> _EXTRACTED RECORDS_

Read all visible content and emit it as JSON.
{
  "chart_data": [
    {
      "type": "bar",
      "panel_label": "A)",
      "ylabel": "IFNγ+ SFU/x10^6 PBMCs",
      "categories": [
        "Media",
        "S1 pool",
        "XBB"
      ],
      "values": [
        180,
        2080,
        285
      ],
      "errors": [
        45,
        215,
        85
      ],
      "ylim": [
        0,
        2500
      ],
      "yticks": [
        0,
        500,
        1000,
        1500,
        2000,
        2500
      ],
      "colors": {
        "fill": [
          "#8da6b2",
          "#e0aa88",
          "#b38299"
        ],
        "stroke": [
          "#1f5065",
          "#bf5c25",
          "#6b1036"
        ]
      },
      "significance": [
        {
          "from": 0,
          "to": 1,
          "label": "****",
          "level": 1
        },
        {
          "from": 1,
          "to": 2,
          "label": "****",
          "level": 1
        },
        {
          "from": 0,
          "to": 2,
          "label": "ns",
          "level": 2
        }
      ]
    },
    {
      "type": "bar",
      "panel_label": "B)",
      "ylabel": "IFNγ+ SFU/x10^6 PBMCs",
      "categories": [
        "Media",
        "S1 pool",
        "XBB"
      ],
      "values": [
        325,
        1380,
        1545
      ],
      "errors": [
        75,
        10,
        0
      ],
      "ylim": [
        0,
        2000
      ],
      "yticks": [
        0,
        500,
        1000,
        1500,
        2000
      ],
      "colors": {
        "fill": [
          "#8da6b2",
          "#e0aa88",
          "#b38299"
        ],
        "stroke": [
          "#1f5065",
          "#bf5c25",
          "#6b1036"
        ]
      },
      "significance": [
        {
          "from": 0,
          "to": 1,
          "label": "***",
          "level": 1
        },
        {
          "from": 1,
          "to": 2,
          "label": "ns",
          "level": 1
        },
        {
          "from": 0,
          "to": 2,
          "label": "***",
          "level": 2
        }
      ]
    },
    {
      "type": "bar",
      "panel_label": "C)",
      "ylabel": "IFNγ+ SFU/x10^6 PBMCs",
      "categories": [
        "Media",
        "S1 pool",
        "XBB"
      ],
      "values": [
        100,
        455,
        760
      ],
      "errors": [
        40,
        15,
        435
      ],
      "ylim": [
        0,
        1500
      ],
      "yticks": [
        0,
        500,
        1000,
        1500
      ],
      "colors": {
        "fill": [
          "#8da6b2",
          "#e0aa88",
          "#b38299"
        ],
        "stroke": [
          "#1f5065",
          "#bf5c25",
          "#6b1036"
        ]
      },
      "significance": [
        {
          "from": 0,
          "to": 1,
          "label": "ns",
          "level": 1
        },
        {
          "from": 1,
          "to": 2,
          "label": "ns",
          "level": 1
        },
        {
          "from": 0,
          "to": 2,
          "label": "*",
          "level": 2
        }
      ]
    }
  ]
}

> _DIRECTION_
Every line above should be printed again exactly as it stands.

> _COMPLETE ANSWER_
Read all visible content and emit it as JSON.
{
  "chart_data": [
    {
      "type": "bar",
      "panel_label": "A)",
      "ylabel": "IFNγ+ SFU/x10^6 PBMCs",
      "categories": [
        "Media",
        "S1 pool",
        "XBB"
      ],
      "values": [
        180,
        2080,
        285
      ],
      "errors": [
        45,
        215,
        85
      ],
      "ylim": [
        0,
        2500
      ],
      "yticks": [
        0,
        500,
        1000,
        1500,
        2000,
        2500
      ],
      "colors": {
        "fill": [
          "#8da6b2",
          "#e0aa88",
          "#b38299"
        ],
        "stroke": [
          "#1f5065",
          "#bf5c25",
          "#6b1036"
        ]
      },
      "significance": [
        {
          "from": 0,
          "to": 1,
          "label": "****",
          "level": 1
        },
        {
          "from": 1,
          "to": 2,
          "label": "****",
          "level": 1
        },
        {
          "from": 0,
          "to": 2,
          "label": "ns",
          "level": 2
        }
      ]
    },
    {
      "type": "bar",
      "panel_label": "B)",
      "ylabel": "IFNγ+ SFU/x10^6 PBMCs",
      "categories": [
        "Media",
        "S1 pool",
        "XBB"
      ],
      "values": [
        325,
        1380,
        1545
      ],
      "errors": [
        75,
        10,
        0
      ],
      "ylim": [
        0,
        2000
      ],
      "yticks": [
        0,
        500,
        1000,
        1500,
        2000
      ],
      "colors": {
        "fill": [
          "#8da6b2",
          "#e0aa88",
          "#b38299"
        ],
        "stroke": [
          "#1f5065",
          "#bf5c25",
          "#6b1036"
        ]
      },
      "significance": [
        {
          "from": 0,
          "to": 1,
          "label": "***",
          "level": 1
        },
        {
          "from": 1,
          "to": 2,
          "label": "ns",
          "level": 1
        },
        {
          "from": 0,
          "to": 2,
          "label": "***",
          "level": 2
        }
      ]
    },
    {
      "type": "bar",
      "panel_label": "C)",
      "ylabel": "IFNγ+ SFU/x10^6 PBMCs",
      "categories": [
        "Media",
        "S1 pool",
        "XBB"
      ],
      "values": [
        100,
        455,
        760
      ],
      "errors": [
        40,
        15,
        435
      ],
      "ylim": [
        0,
        1500
      ],
      "yticks": [
        0,
        500,
        1000,
        1500
      ],
      "colors": {
        "fill": [
          "#8da6b2",
          "#e0aa88",
          "#b38299"
        ],
        "stroke": [
          "#1f5065",
          "#bf5c25",
          "#6b1036"
        ]
      },
      "significance": [
        {
          "from": 0,
          "to": 1,
          "label": "ns",
          "level": 1
        },
        {
          "from": 1,
          "to": 2,
          "label": "ns",
          "level": 1
        },
        {
          "from": 0,
          "to": 2,
          "label": "*",
          "level": 2
        }
      ]
    }
  ]
}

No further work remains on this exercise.